#### [Record set]
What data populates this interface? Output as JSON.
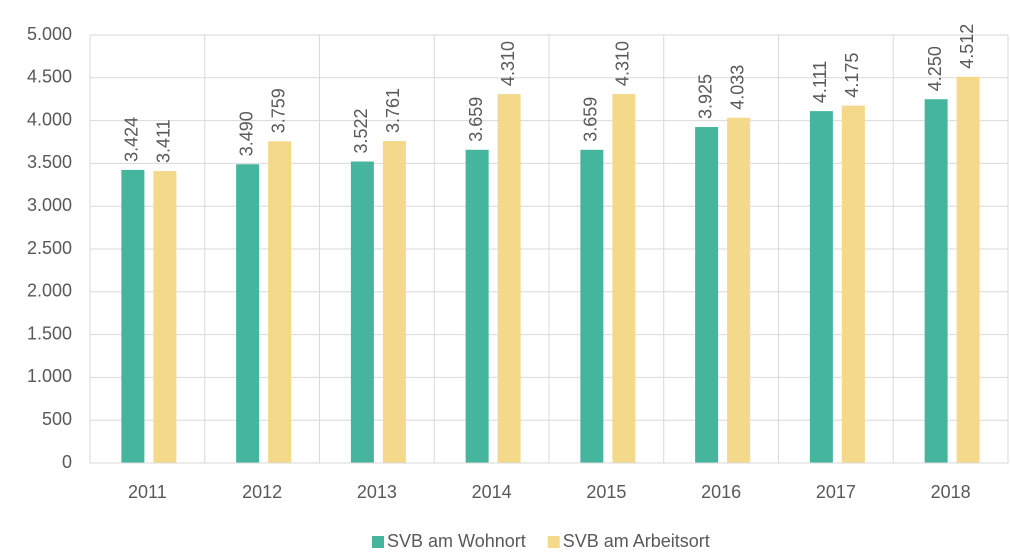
{
  "chart_data": {
    "type": "bar",
    "categories": [
      "2011",
      "2012",
      "2013",
      "2014",
      "2015",
      "2016",
      "2017",
      "2018"
    ],
    "series": [
      {
        "name": "SVB am Wohnort",
        "color": "#46b59e",
        "values": [
          3424,
          3490,
          3522,
          3659,
          3659,
          3925,
          4111,
          4250
        ],
        "value_labels": [
          "3.424",
          "3.490",
          "3.522",
          "3.659",
          "3.659",
          "3.925",
          "4.111",
          "4.250"
        ]
      },
      {
        "name": "SVB am Arbeitsort",
        "color": "#f5d98b",
        "values": [
          3411,
          3759,
          3761,
          4310,
          4310,
          4033,
          4175,
          4512
        ],
        "value_labels": [
          "3.411",
          "3.759",
          "3.761",
          "4.310",
          "4.310",
          "4.033",
          "4.175",
          "4.512"
        ]
      }
    ],
    "ylim": [
      0,
      5000
    ],
    "yticks": [
      0,
      500,
      {
        "value": 1000,
        "label": "1.000"
      },
      {
        "value": 1500,
        "label": "1.500"
      },
      {
        "value": 2000,
        "label": "2.000"
      },
      {
        "value": 2500,
        "label": "2.500"
      },
      {
        "value": 3000,
        "label": "3.000"
      },
      {
        "value": 3500,
        "label": "3.500"
      },
      {
        "value": 4000,
        "label": "4.000"
      },
      {
        "value": 4500,
        "label": "4.500"
      },
      {
        "value": 5000,
        "label": "5.000"
      }
    ],
    "grid": true,
    "legend": "bottom"
  }
}
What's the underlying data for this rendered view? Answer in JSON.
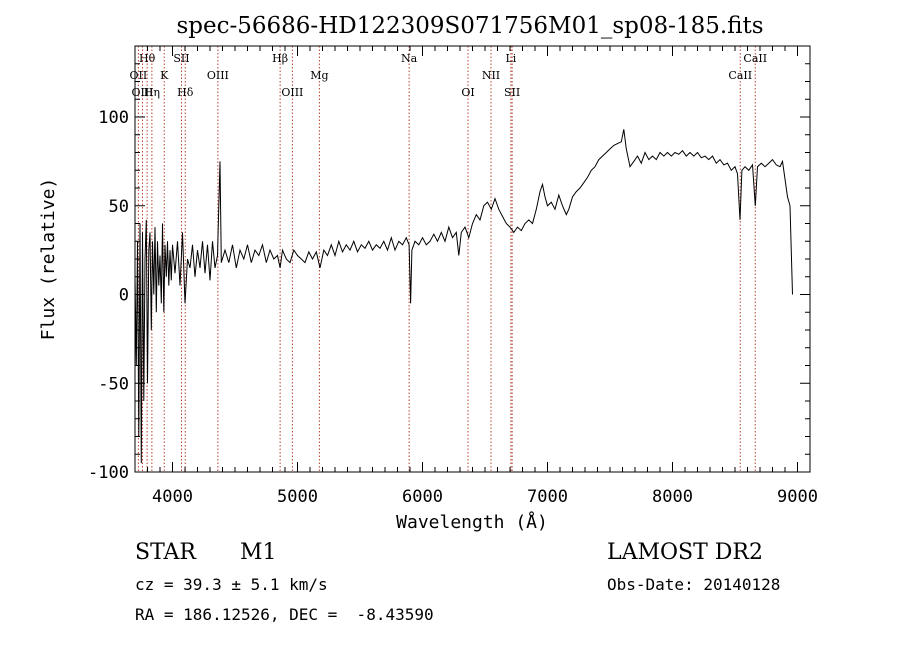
{
  "chart_data": {
    "type": "line",
    "title": "spec-56686-HD122309S071756M01_sp08-185.fits",
    "xlabel": "Wavelength (Å)",
    "ylabel": "Flux (relative)",
    "xlim": [
      3700,
      9100
    ],
    "ylim": [
      -100,
      140
    ],
    "x_ticks": [
      4000,
      5000,
      6000,
      7000,
      8000,
      9000
    ],
    "y_ticks": [
      -100,
      -50,
      0,
      50,
      100
    ],
    "grid": false,
    "series": [
      {
        "line_color": "#000000",
        "points": [
          [
            3700,
            10
          ],
          [
            3710,
            -40
          ],
          [
            3720,
            30
          ],
          [
            3730,
            -80
          ],
          [
            3740,
            40
          ],
          [
            3750,
            -95
          ],
          [
            3760,
            35
          ],
          [
            3770,
            -60
          ],
          [
            3780,
            20
          ],
          [
            3790,
            42
          ],
          [
            3800,
            -50
          ],
          [
            3810,
            25
          ],
          [
            3820,
            35
          ],
          [
            3830,
            -20
          ],
          [
            3840,
            30
          ],
          [
            3850,
            0
          ],
          [
            3860,
            38
          ],
          [
            3870,
            -10
          ],
          [
            3880,
            30
          ],
          [
            3890,
            5
          ],
          [
            3900,
            22
          ],
          [
            3910,
            -5
          ],
          [
            3920,
            40
          ],
          [
            3930,
            -10
          ],
          [
            3940,
            28
          ],
          [
            3950,
            10
          ],
          [
            3960,
            30
          ],
          [
            3970,
            5
          ],
          [
            3980,
            25
          ],
          [
            3990,
            8
          ],
          [
            4000,
            28
          ],
          [
            4020,
            12
          ],
          [
            4040,
            30
          ],
          [
            4060,
            5
          ],
          [
            4080,
            35
          ],
          [
            4100,
            -5
          ],
          [
            4120,
            20
          ],
          [
            4140,
            15
          ],
          [
            4160,
            28
          ],
          [
            4180,
            10
          ],
          [
            4200,
            25
          ],
          [
            4220,
            15
          ],
          [
            4240,
            30
          ],
          [
            4260,
            12
          ],
          [
            4280,
            28
          ],
          [
            4300,
            8
          ],
          [
            4320,
            30
          ],
          [
            4340,
            15
          ],
          [
            4360,
            22
          ],
          [
            4380,
            75
          ],
          [
            4390,
            18
          ],
          [
            4420,
            25
          ],
          [
            4450,
            18
          ],
          [
            4480,
            28
          ],
          [
            4510,
            15
          ],
          [
            4540,
            25
          ],
          [
            4570,
            20
          ],
          [
            4600,
            28
          ],
          [
            4630,
            18
          ],
          [
            4660,
            25
          ],
          [
            4690,
            22
          ],
          [
            4720,
            28
          ],
          [
            4750,
            18
          ],
          [
            4780,
            25
          ],
          [
            4810,
            20
          ],
          [
            4840,
            22
          ],
          [
            4861,
            15
          ],
          [
            4880,
            25
          ],
          [
            4910,
            20
          ],
          [
            4940,
            18
          ],
          [
            4970,
            25
          ],
          [
            5000,
            22
          ],
          [
            5030,
            20
          ],
          [
            5060,
            18
          ],
          [
            5090,
            24
          ],
          [
            5120,
            20
          ],
          [
            5150,
            24
          ],
          [
            5180,
            15
          ],
          [
            5210,
            25
          ],
          [
            5240,
            22
          ],
          [
            5270,
            28
          ],
          [
            5300,
            22
          ],
          [
            5330,
            30
          ],
          [
            5360,
            24
          ],
          [
            5390,
            28
          ],
          [
            5420,
            25
          ],
          [
            5450,
            30
          ],
          [
            5480,
            24
          ],
          [
            5510,
            28
          ],
          [
            5540,
            26
          ],
          [
            5570,
            30
          ],
          [
            5600,
            25
          ],
          [
            5630,
            28
          ],
          [
            5660,
            26
          ],
          [
            5690,
            30
          ],
          [
            5720,
            25
          ],
          [
            5750,
            32
          ],
          [
            5780,
            25
          ],
          [
            5810,
            30
          ],
          [
            5840,
            28
          ],
          [
            5870,
            32
          ],
          [
            5893,
            28
          ],
          [
            5905,
            -5
          ],
          [
            5915,
            25
          ],
          [
            5940,
            30
          ],
          [
            5970,
            28
          ],
          [
            6000,
            32
          ],
          [
            6030,
            28
          ],
          [
            6060,
            30
          ],
          [
            6090,
            34
          ],
          [
            6120,
            30
          ],
          [
            6150,
            35
          ],
          [
            6180,
            30
          ],
          [
            6210,
            38
          ],
          [
            6240,
            32
          ],
          [
            6270,
            35
          ],
          [
            6290,
            22
          ],
          [
            6310,
            35
          ],
          [
            6340,
            38
          ],
          [
            6370,
            32
          ],
          [
            6400,
            40
          ],
          [
            6430,
            45
          ],
          [
            6460,
            42
          ],
          [
            6490,
            50
          ],
          [
            6520,
            52
          ],
          [
            6550,
            48
          ],
          [
            6580,
            54
          ],
          [
            6610,
            48
          ],
          [
            6640,
            44
          ],
          [
            6670,
            40
          ],
          [
            6700,
            38
          ],
          [
            6730,
            35
          ],
          [
            6760,
            38
          ],
          [
            6790,
            36
          ],
          [
            6820,
            40
          ],
          [
            6850,
            42
          ],
          [
            6880,
            40
          ],
          [
            6910,
            48
          ],
          [
            6940,
            58
          ],
          [
            6960,
            62
          ],
          [
            6980,
            55
          ],
          [
            7000,
            50
          ],
          [
            7030,
            52
          ],
          [
            7060,
            48
          ],
          [
            7090,
            56
          ],
          [
            7120,
            50
          ],
          [
            7150,
            45
          ],
          [
            7170,
            48
          ],
          [
            7200,
            55
          ],
          [
            7230,
            58
          ],
          [
            7260,
            60
          ],
          [
            7290,
            63
          ],
          [
            7320,
            66
          ],
          [
            7350,
            70
          ],
          [
            7380,
            72
          ],
          [
            7410,
            76
          ],
          [
            7440,
            78
          ],
          [
            7470,
            80
          ],
          [
            7500,
            82
          ],
          [
            7530,
            84
          ],
          [
            7560,
            85
          ],
          [
            7590,
            86
          ],
          [
            7610,
            93
          ],
          [
            7630,
            82
          ],
          [
            7660,
            72
          ],
          [
            7690,
            75
          ],
          [
            7720,
            78
          ],
          [
            7750,
            74
          ],
          [
            7780,
            80
          ],
          [
            7810,
            76
          ],
          [
            7840,
            78
          ],
          [
            7870,
            76
          ],
          [
            7900,
            80
          ],
          [
            7930,
            78
          ],
          [
            7960,
            80
          ],
          [
            7990,
            78
          ],
          [
            8020,
            80
          ],
          [
            8050,
            79
          ],
          [
            8080,
            81
          ],
          [
            8110,
            78
          ],
          [
            8140,
            80
          ],
          [
            8170,
            78
          ],
          [
            8200,
            80
          ],
          [
            8230,
            77
          ],
          [
            8260,
            78
          ],
          [
            8290,
            76
          ],
          [
            8320,
            78
          ],
          [
            8350,
            74
          ],
          [
            8380,
            76
          ],
          [
            8410,
            73
          ],
          [
            8440,
            74
          ],
          [
            8470,
            70
          ],
          [
            8500,
            72
          ],
          [
            8520,
            68
          ],
          [
            8540,
            42
          ],
          [
            8555,
            70
          ],
          [
            8580,
            72
          ],
          [
            8610,
            70
          ],
          [
            8640,
            73
          ],
          [
            8662,
            50
          ],
          [
            8680,
            72
          ],
          [
            8710,
            74
          ],
          [
            8740,
            72
          ],
          [
            8770,
            74
          ],
          [
            8800,
            76
          ],
          [
            8830,
            73
          ],
          [
            8860,
            72
          ],
          [
            8880,
            75
          ],
          [
            8900,
            65
          ],
          [
            8920,
            55
          ],
          [
            8940,
            50
          ],
          [
            8960,
            0
          ]
        ]
      }
    ],
    "line_markers": [
      {
        "label": "Hθ",
        "x": 3797,
        "row": 0
      },
      {
        "label": "OII",
        "x": 3727,
        "row": 1
      },
      {
        "label": "OIII",
        "x": 3760,
        "row": 2
      },
      {
        "label": "Hη",
        "x": 3835,
        "row": 2
      },
      {
        "label": "K",
        "x": 3934,
        "row": 1
      },
      {
        "label": "SII",
        "x": 4072,
        "row": 0
      },
      {
        "label": "Hδ",
        "x": 4102,
        "row": 2
      },
      {
        "label": "OIII",
        "x": 4363,
        "row": 1
      },
      {
        "label": "Hβ",
        "x": 4861,
        "row": 0
      },
      {
        "label": "OIII",
        "x": 4959,
        "row": 2
      },
      {
        "label": "Mg",
        "x": 5175,
        "row": 1
      },
      {
        "label": "Na",
        "x": 5893,
        "row": 0
      },
      {
        "label": "OI",
        "x": 6364,
        "row": 2
      },
      {
        "label": "NII",
        "x": 6548,
        "row": 1
      },
      {
        "label": "Li",
        "x": 6707,
        "row": 0
      },
      {
        "label": "SII",
        "x": 6717,
        "row": 2
      },
      {
        "label": "CaII",
        "x": 8542,
        "row": 1
      },
      {
        "label": "CaII",
        "x": 8662,
        "row": 0
      }
    ]
  },
  "info": {
    "class": "STAR",
    "subclass": "M1",
    "survey": "LAMOST DR2",
    "cz": "cz = 39.3 ± 5.1 km/s",
    "obs_date": "Obs-Date: 20140128",
    "coords": "RA = 186.12526, DEC =  -8.43590"
  }
}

#### [Required task]
Take every line from the data above that holds "name" and copy it out.

#### [Exercise result]
        "name": "SVB am Wohnort",
        "name": "SVB am Arbeitsort",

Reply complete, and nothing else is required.